[Dataset entries]
━━━━━━━━━━

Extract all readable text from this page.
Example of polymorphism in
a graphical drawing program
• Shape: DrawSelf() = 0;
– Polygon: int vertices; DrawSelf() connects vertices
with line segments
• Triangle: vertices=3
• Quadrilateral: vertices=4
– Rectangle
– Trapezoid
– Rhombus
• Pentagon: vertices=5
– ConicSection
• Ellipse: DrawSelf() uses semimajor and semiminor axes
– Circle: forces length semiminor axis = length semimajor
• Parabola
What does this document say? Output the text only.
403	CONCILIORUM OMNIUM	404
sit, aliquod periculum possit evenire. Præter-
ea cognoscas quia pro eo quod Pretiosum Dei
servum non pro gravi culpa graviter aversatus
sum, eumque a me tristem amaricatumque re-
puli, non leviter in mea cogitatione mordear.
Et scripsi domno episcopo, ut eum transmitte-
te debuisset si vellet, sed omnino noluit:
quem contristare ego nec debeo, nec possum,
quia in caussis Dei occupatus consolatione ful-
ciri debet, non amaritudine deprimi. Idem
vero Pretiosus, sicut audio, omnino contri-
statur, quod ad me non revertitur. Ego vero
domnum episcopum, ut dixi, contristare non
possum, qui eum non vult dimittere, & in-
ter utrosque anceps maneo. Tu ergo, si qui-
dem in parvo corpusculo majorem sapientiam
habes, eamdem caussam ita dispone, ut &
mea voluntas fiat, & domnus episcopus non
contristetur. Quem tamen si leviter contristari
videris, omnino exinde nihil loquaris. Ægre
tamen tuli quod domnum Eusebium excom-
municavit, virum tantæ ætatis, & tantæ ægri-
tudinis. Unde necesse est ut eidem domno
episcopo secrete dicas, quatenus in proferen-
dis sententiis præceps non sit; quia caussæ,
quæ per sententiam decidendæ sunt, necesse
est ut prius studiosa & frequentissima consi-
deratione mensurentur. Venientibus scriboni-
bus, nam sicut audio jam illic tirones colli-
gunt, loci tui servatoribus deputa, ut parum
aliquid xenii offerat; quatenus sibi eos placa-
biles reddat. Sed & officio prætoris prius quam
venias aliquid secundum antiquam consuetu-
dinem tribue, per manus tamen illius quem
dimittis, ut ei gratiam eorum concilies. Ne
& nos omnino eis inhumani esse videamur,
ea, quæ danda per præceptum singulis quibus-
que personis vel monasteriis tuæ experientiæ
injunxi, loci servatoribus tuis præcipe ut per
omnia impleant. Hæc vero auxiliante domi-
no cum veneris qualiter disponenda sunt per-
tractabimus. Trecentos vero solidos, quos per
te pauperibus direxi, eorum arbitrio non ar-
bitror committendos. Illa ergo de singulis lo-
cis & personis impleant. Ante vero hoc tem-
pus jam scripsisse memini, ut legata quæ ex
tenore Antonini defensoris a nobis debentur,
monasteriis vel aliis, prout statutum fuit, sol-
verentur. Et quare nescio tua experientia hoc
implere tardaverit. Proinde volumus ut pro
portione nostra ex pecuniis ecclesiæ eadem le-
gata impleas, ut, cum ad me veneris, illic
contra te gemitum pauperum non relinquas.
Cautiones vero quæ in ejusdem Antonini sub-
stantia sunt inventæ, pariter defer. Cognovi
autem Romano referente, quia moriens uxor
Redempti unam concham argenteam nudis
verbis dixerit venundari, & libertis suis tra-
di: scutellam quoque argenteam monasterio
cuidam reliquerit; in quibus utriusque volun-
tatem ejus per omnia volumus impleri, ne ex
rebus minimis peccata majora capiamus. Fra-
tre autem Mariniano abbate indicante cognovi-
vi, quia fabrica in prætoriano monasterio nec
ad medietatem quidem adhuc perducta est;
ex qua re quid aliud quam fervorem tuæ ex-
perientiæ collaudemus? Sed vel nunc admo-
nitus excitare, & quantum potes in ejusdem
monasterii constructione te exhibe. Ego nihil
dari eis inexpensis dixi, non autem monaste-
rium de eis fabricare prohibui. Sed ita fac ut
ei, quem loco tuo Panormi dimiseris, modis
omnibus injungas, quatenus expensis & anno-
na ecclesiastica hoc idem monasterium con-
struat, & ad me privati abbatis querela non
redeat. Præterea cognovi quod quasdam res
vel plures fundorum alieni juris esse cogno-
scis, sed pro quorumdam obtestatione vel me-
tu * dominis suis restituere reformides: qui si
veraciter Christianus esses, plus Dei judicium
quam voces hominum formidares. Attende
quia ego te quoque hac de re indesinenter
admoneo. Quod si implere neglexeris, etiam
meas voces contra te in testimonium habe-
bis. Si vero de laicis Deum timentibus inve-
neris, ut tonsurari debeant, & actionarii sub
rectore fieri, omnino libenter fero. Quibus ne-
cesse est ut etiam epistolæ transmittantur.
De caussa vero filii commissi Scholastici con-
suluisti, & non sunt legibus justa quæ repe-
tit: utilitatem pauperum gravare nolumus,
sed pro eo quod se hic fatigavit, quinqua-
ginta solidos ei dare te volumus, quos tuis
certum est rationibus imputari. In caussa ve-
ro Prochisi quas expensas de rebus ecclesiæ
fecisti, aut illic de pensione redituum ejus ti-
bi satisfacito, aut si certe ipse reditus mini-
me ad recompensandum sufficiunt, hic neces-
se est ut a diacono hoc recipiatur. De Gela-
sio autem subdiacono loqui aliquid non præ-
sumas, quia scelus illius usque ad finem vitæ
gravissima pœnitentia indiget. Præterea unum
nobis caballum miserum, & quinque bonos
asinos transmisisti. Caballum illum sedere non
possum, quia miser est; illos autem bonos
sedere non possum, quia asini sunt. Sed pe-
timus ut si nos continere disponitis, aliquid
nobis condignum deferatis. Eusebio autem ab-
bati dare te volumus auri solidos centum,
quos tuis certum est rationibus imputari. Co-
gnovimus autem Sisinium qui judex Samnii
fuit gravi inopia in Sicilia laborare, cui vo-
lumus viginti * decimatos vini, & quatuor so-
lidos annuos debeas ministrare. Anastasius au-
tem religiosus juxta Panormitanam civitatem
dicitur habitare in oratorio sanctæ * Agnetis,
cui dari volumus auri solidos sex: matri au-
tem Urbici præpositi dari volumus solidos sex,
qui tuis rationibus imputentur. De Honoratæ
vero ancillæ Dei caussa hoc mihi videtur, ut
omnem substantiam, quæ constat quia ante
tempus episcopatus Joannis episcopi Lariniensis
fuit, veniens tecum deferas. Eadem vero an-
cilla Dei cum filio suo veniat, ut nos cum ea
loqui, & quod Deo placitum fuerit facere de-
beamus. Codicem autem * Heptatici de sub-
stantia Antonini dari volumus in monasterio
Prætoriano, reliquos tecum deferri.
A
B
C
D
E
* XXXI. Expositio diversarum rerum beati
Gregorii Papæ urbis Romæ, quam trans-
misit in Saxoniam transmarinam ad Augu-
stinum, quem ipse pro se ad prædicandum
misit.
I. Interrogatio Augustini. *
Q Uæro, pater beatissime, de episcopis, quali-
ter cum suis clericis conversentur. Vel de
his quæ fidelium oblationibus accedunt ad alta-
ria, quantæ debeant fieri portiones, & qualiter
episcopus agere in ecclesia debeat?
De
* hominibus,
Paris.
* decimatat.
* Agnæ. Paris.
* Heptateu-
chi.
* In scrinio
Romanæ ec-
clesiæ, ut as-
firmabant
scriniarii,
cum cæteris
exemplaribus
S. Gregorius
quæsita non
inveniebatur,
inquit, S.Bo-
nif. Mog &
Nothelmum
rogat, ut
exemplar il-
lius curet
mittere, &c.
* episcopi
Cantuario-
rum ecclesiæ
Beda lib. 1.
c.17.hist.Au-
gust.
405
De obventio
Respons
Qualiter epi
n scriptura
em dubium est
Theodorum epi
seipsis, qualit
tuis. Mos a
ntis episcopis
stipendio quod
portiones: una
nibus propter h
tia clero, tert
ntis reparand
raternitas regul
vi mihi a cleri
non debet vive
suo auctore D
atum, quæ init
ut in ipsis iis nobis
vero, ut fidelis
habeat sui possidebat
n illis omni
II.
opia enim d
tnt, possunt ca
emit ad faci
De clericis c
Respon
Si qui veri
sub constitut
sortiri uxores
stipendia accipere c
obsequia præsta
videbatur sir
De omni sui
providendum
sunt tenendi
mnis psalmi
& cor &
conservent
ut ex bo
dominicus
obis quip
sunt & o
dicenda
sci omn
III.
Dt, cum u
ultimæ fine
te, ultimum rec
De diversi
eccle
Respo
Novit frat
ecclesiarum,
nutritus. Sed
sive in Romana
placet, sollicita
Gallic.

━━━━━━━━━━

OBJECTIVE.
Extract, from the listing above, every line where the string "contra" occurs.

THE REPLY.
contra te gemitum pauperum non relinquas.
meas voces contra te in testimonium habe-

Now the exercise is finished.